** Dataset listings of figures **
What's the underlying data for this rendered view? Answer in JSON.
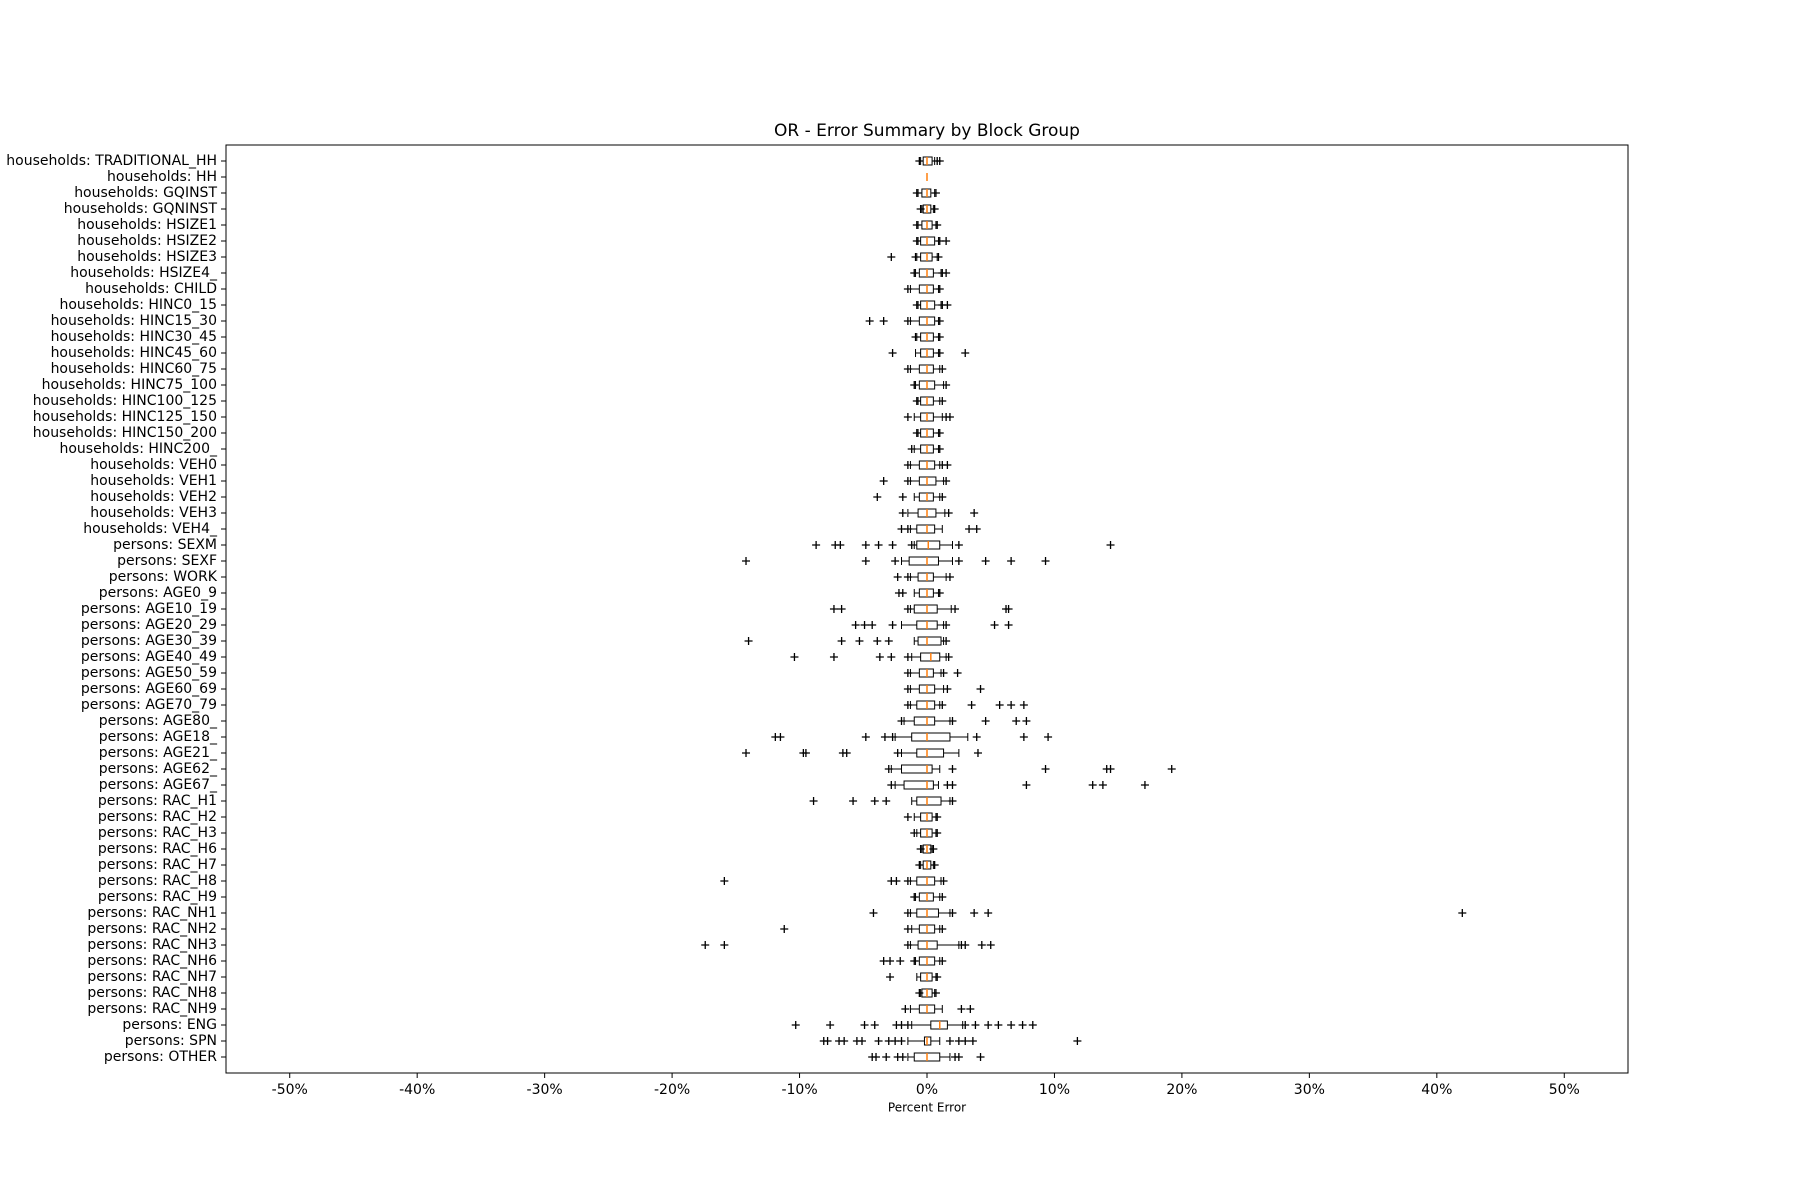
{
  "chart_data": {
    "type": "box",
    "title": "OR - Error Summary by Block Group",
    "xlabel": "Percent Error",
    "categories": [
      "households: TRADITIONAL_HH",
      "households: HH",
      "households: GQINST",
      "households: GQNINST",
      "households: HSIZE1",
      "households: HSIZE2",
      "households: HSIZE3",
      "households: HSIZE4_",
      "households: CHILD",
      "households: HINC0_15",
      "households: HINC15_30",
      "households: HINC30_45",
      "households: HINC45_60",
      "households: HINC60_75",
      "households: HINC75_100",
      "households: HINC100_125",
      "households: HINC125_150",
      "households: HINC150_200",
      "households: HINC200_",
      "households: VEH0",
      "households: VEH1",
      "households: VEH2",
      "households: VEH3",
      "households: VEH4_",
      "persons: SEXM",
      "persons: SEXF",
      "persons: WORK",
      "persons: AGE0_9",
      "persons: AGE10_19",
      "persons: AGE20_29",
      "persons: AGE30_39",
      "persons: AGE40_49",
      "persons: AGE50_59",
      "persons: AGE60_69",
      "persons: AGE70_79",
      "persons: AGE80_",
      "persons: AGE18_",
      "persons: AGE21_",
      "persons: AGE62_",
      "persons: AGE67_",
      "persons: RAC_H1",
      "persons: RAC_H2",
      "persons: RAC_H3",
      "persons: RAC_H6",
      "persons: RAC_H7",
      "persons: RAC_H8",
      "persons: RAC_H9",
      "persons: RAC_NH1",
      "persons: RAC_NH2",
      "persons: RAC_NH3",
      "persons: RAC_NH6",
      "persons: RAC_NH7",
      "persons: RAC_NH8",
      "persons: RAC_NH9",
      "persons: ENG",
      "persons: SPN",
      "persons: OTHER"
    ],
    "q1": [
      -0.3,
      0,
      -0.4,
      -0.3,
      -0.4,
      -0.5,
      -0.5,
      -0.6,
      -0.6,
      -0.5,
      -0.6,
      -0.5,
      -0.5,
      -0.6,
      -0.6,
      -0.5,
      -0.5,
      -0.5,
      -0.5,
      -0.6,
      -0.6,
      -0.6,
      -0.7,
      -0.8,
      -0.8,
      -1.4,
      -0.7,
      -0.6,
      -1.0,
      -0.8,
      -0.7,
      -0.5,
      -0.6,
      -0.6,
      -0.8,
      -1.0,
      -1.2,
      -0.8,
      -2.0,
      -1.8,
      -0.8,
      -0.5,
      -0.5,
      -0.3,
      -0.3,
      -0.8,
      -0.6,
      -0.8,
      -0.6,
      -0.7,
      -0.6,
      -0.5,
      -0.4,
      -0.6,
      0.3,
      -0.2,
      -1.0
    ],
    "median": [
      0,
      0,
      0,
      0,
      0,
      0,
      0,
      0,
      0,
      0,
      0,
      0,
      0,
      0,
      0,
      0,
      0,
      0,
      0,
      0,
      0,
      0,
      0,
      0,
      0.1,
      0,
      0,
      0,
      0,
      0,
      0,
      0.3,
      0,
      0,
      0,
      0,
      0,
      0,
      0,
      0,
      0,
      0,
      0,
      0,
      0,
      0,
      0,
      0,
      0,
      0,
      0,
      0,
      0,
      0,
      1.0,
      0,
      0
    ],
    "q3": [
      0.4,
      0,
      0.3,
      0.3,
      0.4,
      0.6,
      0.4,
      0.5,
      0.5,
      0.6,
      0.6,
      0.5,
      0.5,
      0.5,
      0.6,
      0.5,
      0.5,
      0.5,
      0.5,
      0.6,
      0.7,
      0.5,
      0.7,
      0.6,
      1.0,
      0.9,
      0.5,
      0.5,
      0.8,
      0.8,
      1.1,
      1.0,
      0.5,
      0.6,
      0.6,
      0.6,
      1.8,
      1.3,
      0.4,
      0.5,
      1.1,
      0.4,
      0.4,
      0.3,
      0.3,
      0.6,
      0.5,
      0.9,
      0.6,
      0.8,
      0.6,
      0.4,
      0.4,
      0.6,
      1.6,
      0.3,
      1.0
    ],
    "whislo": [
      -0.5,
      0,
      -0.7,
      -0.4,
      -0.7,
      -0.7,
      -0.8,
      -0.9,
      -1.3,
      -0.7,
      -1.3,
      -0.8,
      -0.9,
      -1.3,
      -0.9,
      -0.7,
      -1.0,
      -0.7,
      -1.0,
      -1.3,
      -1.3,
      -1.0,
      -1.5,
      -1.3,
      -1.0,
      -2.0,
      -1.3,
      -1.0,
      -1.3,
      -2.0,
      -1.0,
      -1.2,
      -1.3,
      -1.3,
      -1.3,
      -1.8,
      -2.5,
      -2.0,
      -2.8,
      -2.5,
      -1.2,
      -1.0,
      -0.8,
      -0.4,
      -0.5,
      -1.3,
      -0.9,
      -1.3,
      -1.2,
      -1.3,
      -0.9,
      -0.8,
      -0.5,
      -1.3,
      -1.2,
      -1.5,
      -1.5
    ],
    "whishi": [
      0.6,
      0,
      0.6,
      0.5,
      0.7,
      0.9,
      0.8,
      1.1,
      0.9,
      1.1,
      0.9,
      0.9,
      0.9,
      1.0,
      1.3,
      1.0,
      1.2,
      0.9,
      0.9,
      1.0,
      1.3,
      1.0,
      1.4,
      1.2,
      2.0,
      2.0,
      1.5,
      0.9,
      1.9,
      1.3,
      1.3,
      1.5,
      1.1,
      1.3,
      1.0,
      1.8,
      3.2,
      2.5,
      1.0,
      0.9,
      1.8,
      0.7,
      0.7,
      0.4,
      0.5,
      1.1,
      1.0,
      1.8,
      1.0,
      2.5,
      1.0,
      0.7,
      0.6,
      1.2,
      2.8,
      1.0,
      1.8
    ],
    "fliers": [
      [
        -0.6,
        0.8,
        1.0
      ],
      [],
      [
        -0.8,
        0.7
      ],
      [
        -0.5,
        0.6
      ],
      [
        -0.8,
        0.8
      ],
      [
        -0.8,
        1.0,
        1.5
      ],
      [
        -2.8,
        -0.9,
        0.9
      ],
      [
        -1.0,
        1.2,
        1.5
      ],
      [
        -1.5,
        1.0
      ],
      [
        -0.8,
        1.2,
        1.6
      ],
      [
        -4.5,
        -3.4,
        -1.5,
        1.0
      ],
      [
        -0.9,
        1.0
      ],
      [
        -2.7,
        1.0,
        3.0
      ],
      [
        -1.5,
        1.2
      ],
      [
        -1.0,
        1.5
      ],
      [
        -0.8,
        1.2
      ],
      [
        -1.5,
        1.5,
        1.8
      ],
      [
        -0.8,
        1.0
      ],
      [
        -1.2,
        1.0
      ],
      [
        -1.5,
        1.2,
        1.6
      ],
      [
        -3.4,
        -1.5,
        1.5
      ],
      [
        -3.9,
        -1.9,
        1.2
      ],
      [
        -1.9,
        1.7,
        3.7
      ],
      [
        -2.0,
        -1.5,
        3.3,
        3.9
      ],
      [
        -8.7,
        -7.2,
        -6.8,
        -4.8,
        -3.8,
        -2.7,
        -1.2,
        2.5,
        14.4
      ],
      [
        -14.2,
        -4.8,
        -2.5,
        2.5,
        4.6,
        6.6,
        9.3
      ],
      [
        -2.3,
        -1.5,
        1.8
      ],
      [
        -2.2,
        -1.9,
        1.0
      ],
      [
        -7.3,
        -6.7,
        -1.5,
        2.2,
        6.2,
        6.4
      ],
      [
        -5.6,
        -4.9,
        -4.3,
        -2.7,
        1.5,
        5.3,
        6.4
      ],
      [
        -14.0,
        -6.7,
        -5.3,
        -3.9,
        -3.0,
        1.5
      ],
      [
        -10.4,
        -7.3,
        -3.7,
        -2.8,
        -1.5,
        1.7
      ],
      [
        -1.5,
        1.3,
        2.4
      ],
      [
        -1.5,
        1.6,
        4.2
      ],
      [
        -1.5,
        1.2,
        3.5,
        5.7,
        6.6,
        7.6
      ],
      [
        -2.0,
        2.0,
        4.6,
        7.0,
        7.8
      ],
      [
        -11.9,
        -11.5,
        -4.8,
        -3.3,
        -2.7,
        3.9,
        7.6,
        9.5
      ],
      [
        -14.2,
        -9.7,
        -9.5,
        -6.6,
        -6.3,
        -2.3,
        4.0
      ],
      [
        -3.0,
        2.0,
        9.3,
        14.1,
        14.4,
        19.2
      ],
      [
        -2.8,
        1.6,
        2.0,
        7.8,
        13.0,
        13.8,
        17.1
      ],
      [
        -8.9,
        -5.8,
        -4.1,
        -3.2,
        2.0
      ],
      [
        -1.5,
        0.8
      ],
      [
        -1.0,
        0.8
      ],
      [
        -0.5,
        0.5
      ],
      [
        -0.6,
        0.6
      ],
      [
        -15.9,
        -2.8,
        -2.4,
        -1.5,
        1.3
      ],
      [
        -1.0,
        1.2
      ],
      [
        -4.2,
        -1.5,
        2.0,
        3.7,
        4.8,
        42.0
      ],
      [
        -11.2,
        -1.5,
        1.2
      ],
      [
        -17.4,
        -15.9,
        -1.5,
        2.7,
        3.0,
        4.3,
        5.0
      ],
      [
        -3.4,
        -2.9,
        -2.1,
        -1.0,
        1.2
      ],
      [
        -2.9,
        0.8
      ],
      [
        -0.6,
        0.7
      ],
      [
        -1.7,
        2.7,
        3.4
      ],
      [
        -10.3,
        -7.6,
        -4.9,
        -4.1,
        -2.4,
        -2.0,
        -1.5,
        3.0,
        3.8,
        4.8,
        5.6,
        6.6,
        7.5,
        8.3
      ],
      [
        -8.1,
        -7.8,
        -6.9,
        -6.5,
        -5.5,
        -5.1,
        -3.8,
        -3.0,
        -2.5,
        -2.0,
        1.8,
        2.5,
        3.0,
        3.6,
        11.8
      ],
      [
        -4.3,
        -4.0,
        -3.2,
        -2.3,
        -1.9,
        2.2,
        2.5,
        4.2
      ]
    ],
    "box_color": "#000000",
    "median_color": "#ff7f0e",
    "xlim": [
      -55,
      55
    ],
    "xticks": [
      {
        "value": -50,
        "label": "-50%"
      },
      {
        "value": -40,
        "label": "-40%"
      },
      {
        "value": -30,
        "label": "-30%"
      },
      {
        "value": -20,
        "label": "-20%"
      },
      {
        "value": -10,
        "label": "-10%"
      },
      {
        "value": 0,
        "label": "0%"
      },
      {
        "value": 10,
        "label": "10%"
      },
      {
        "value": 20,
        "label": "20%"
      },
      {
        "value": 30,
        "label": "30%"
      },
      {
        "value": 40,
        "label": "40%"
      },
      {
        "value": 50,
        "label": "50%"
      }
    ]
  }
}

** SET PROBLEM **
Filter for "value". Return all lines that hold it.

** RESULT OF THIS TASK **
        "value": -50,
        "value": -40,
        "value": -30,
        "value": -20,
        "value": -10,
        "value": 0,
        "value": 10,
        "value": 20,
        "value": 30,
        "value": 40,
        "value": 50,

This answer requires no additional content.